**Extracted entries**
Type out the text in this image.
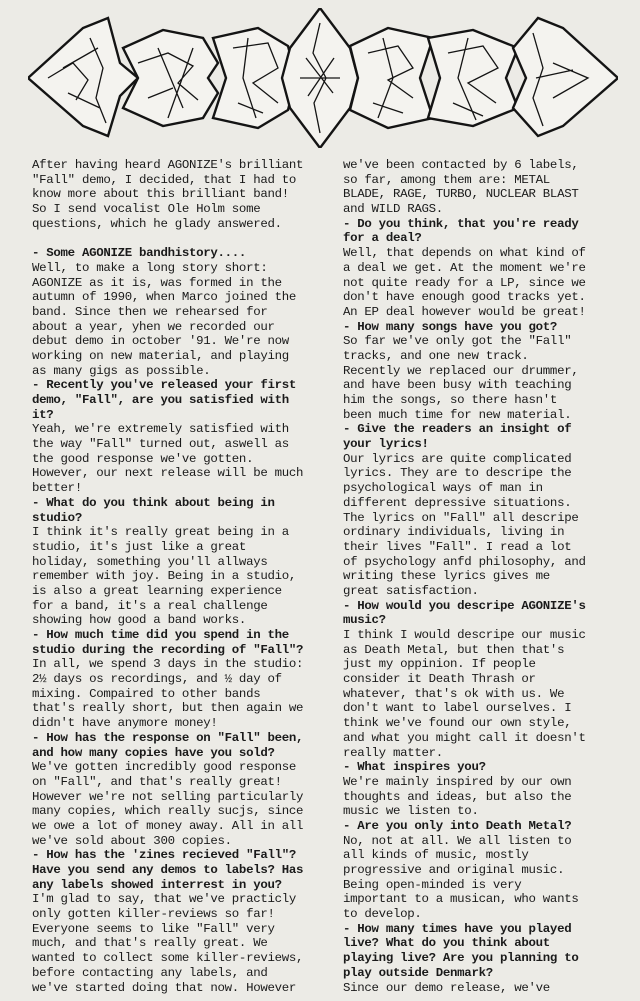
After having heard AGONIZE's brilliant
"Fall" demo, I decided, that I had to
know more about this brilliant band!
So I send vocalist Ole Holm some
questions, which he glady answered.
- Some AGONIZE bandhistory....
Well, to make a long story short:
AGONIZE as it is, was formed in the
autumn of 1990, when Marco joined the
band. Since then we rehearsed for
about a year, yhen we recorded our
debut demo in october '91. We're now
working on new material, and playing
as many gigs as possible.
- Recently you've released your first
demo, "Fall", are you satisfied with
it?
Yeah, we're extremely satisfied with
the way "Fall" turned out, aswell as
the good response we've gotten.
However, our next release will be much
better!
- What do you think about being in
studio?
I think it's really great being in a
studio, it's just like a great
holiday, something you'll allways
remember with joy. Being in a studio,
is also a great learning experience
for a band, it's a real challenge
showing how good a band works.
- How much time did you spend in the
studio during the recording of "Fall"?
In all, we spend 3 days in the studio:
2½ days os recordings, and ½ day of
mixing. Compaired to other bands
that's really short, but then again we
didn't have anymore money!
- How has the response on "Fall" been,
and how many copies have you sold?
We've gotten incredibly good response
on "Fall", and that's really great!
However we're not selling particularly
many copies, which really sucjs, since
we owe a lot of money away. All in all
we've sold about 300 copies.
- How has the 'zines recieved "Fall"?
Have you send any demos to labels? Has
any labels showed interrest in you?
I'm glad to say, that we've practicly
only gotten killer-reviews so far!
Everyone seems to like "Fall" very
much, and that's really great. We
wanted to collect some killer-reviews,
before contacting any labels, and
we've started doing that now. However
we've been contacted by 6 labels,
so far, among them are: METAL
BLADE, RAGE, TURBO, NUCLEAR BLAST
and WILD RAGS.
- Do you think, that you're ready
for a deal?
Well, that depends on what kind of
a deal we get. At the moment we're
not quite ready for a LP, since we
don't have enough good tracks yet.
An EP deal however would be great!
- How many songs have you got?
So far we've only got the "Fall"
tracks, and one new track.
Recently we replaced our drummer,
and have been busy with teaching
him the songs, so there hasn't
been much time for new material.
- Give the readers an insight of
your lyrics!
Our lyrics are quite complicated
lyrics. They are to descripe the
psychological ways of man in
different depressive situations.
The lyrics on "Fall" all descripe
ordinary individuals, living in
their lives "Fall". I read a lot
of psychology anfd philosophy, and
writing these lyrics gives me
great satisfaction.
- How would you descripe AGONIZE's
music?
I think I would descripe our music
as Death Metal, but then that's
just my oppinion. If people
consider it Death Thrash or
whatever, that's ok with us. We
don't want to label ourselves. I
think we've found our own style,
and what you might call it doesn't
really matter.
- What inspires you?
We're mainly inspired by our own
thoughts and ideas, but also the
music we listen to.
- Are you only into Death Metal?
No, not at all. We all listen to
all kinds of music, mostly
progressive and original music.
Being open-minded is very
important to a musican, who wants
to develop.
- How many times have you played
live? What do you think about
playing live? Are you planning to
play outside Denmark?
Since our demo release, we've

**Requirements**
Make a list of all lines in the data that contain "AGONIZE".

**The reply**
After having heard AGONIZE's brilliant
- Some AGONIZE bandhistory....
AGONIZE as it is, was formed in the
- How would you descripe AGONIZE's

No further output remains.